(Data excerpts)
▼
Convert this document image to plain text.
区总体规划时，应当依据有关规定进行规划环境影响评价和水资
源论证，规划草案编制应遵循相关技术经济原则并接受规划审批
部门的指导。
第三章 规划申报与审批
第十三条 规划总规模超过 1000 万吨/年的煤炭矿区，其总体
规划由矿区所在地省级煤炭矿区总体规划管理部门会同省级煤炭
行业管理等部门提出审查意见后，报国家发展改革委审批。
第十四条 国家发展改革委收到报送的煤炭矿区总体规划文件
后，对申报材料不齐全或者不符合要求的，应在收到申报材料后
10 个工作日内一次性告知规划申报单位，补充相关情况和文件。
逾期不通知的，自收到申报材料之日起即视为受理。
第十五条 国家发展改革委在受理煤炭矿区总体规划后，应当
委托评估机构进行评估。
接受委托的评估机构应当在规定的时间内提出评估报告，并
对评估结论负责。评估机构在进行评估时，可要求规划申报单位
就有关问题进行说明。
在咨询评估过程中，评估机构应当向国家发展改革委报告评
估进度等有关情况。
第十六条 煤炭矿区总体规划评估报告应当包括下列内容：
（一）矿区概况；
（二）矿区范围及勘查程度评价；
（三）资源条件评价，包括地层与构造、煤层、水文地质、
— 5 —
▲
▼
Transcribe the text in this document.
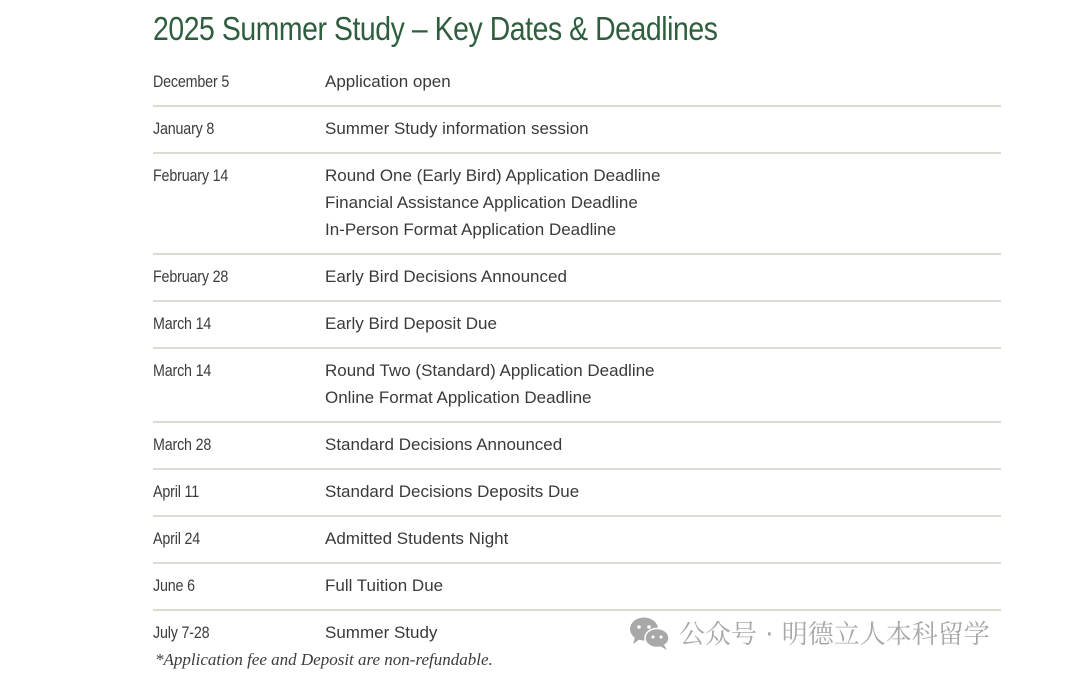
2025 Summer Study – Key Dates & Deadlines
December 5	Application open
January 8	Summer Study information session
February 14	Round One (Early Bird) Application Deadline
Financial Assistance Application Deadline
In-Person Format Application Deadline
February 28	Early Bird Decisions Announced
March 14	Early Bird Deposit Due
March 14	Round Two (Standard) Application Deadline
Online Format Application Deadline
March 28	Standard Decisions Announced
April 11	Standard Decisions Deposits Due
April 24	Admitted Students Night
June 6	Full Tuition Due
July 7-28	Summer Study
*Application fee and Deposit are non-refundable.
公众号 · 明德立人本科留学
▲
### What you should do
Gather up the lines that contain the word "February".

### Reply to the exercise
February 14	Round One (Early Bird) Application Deadline
February 28	Early Bird Decisions Announced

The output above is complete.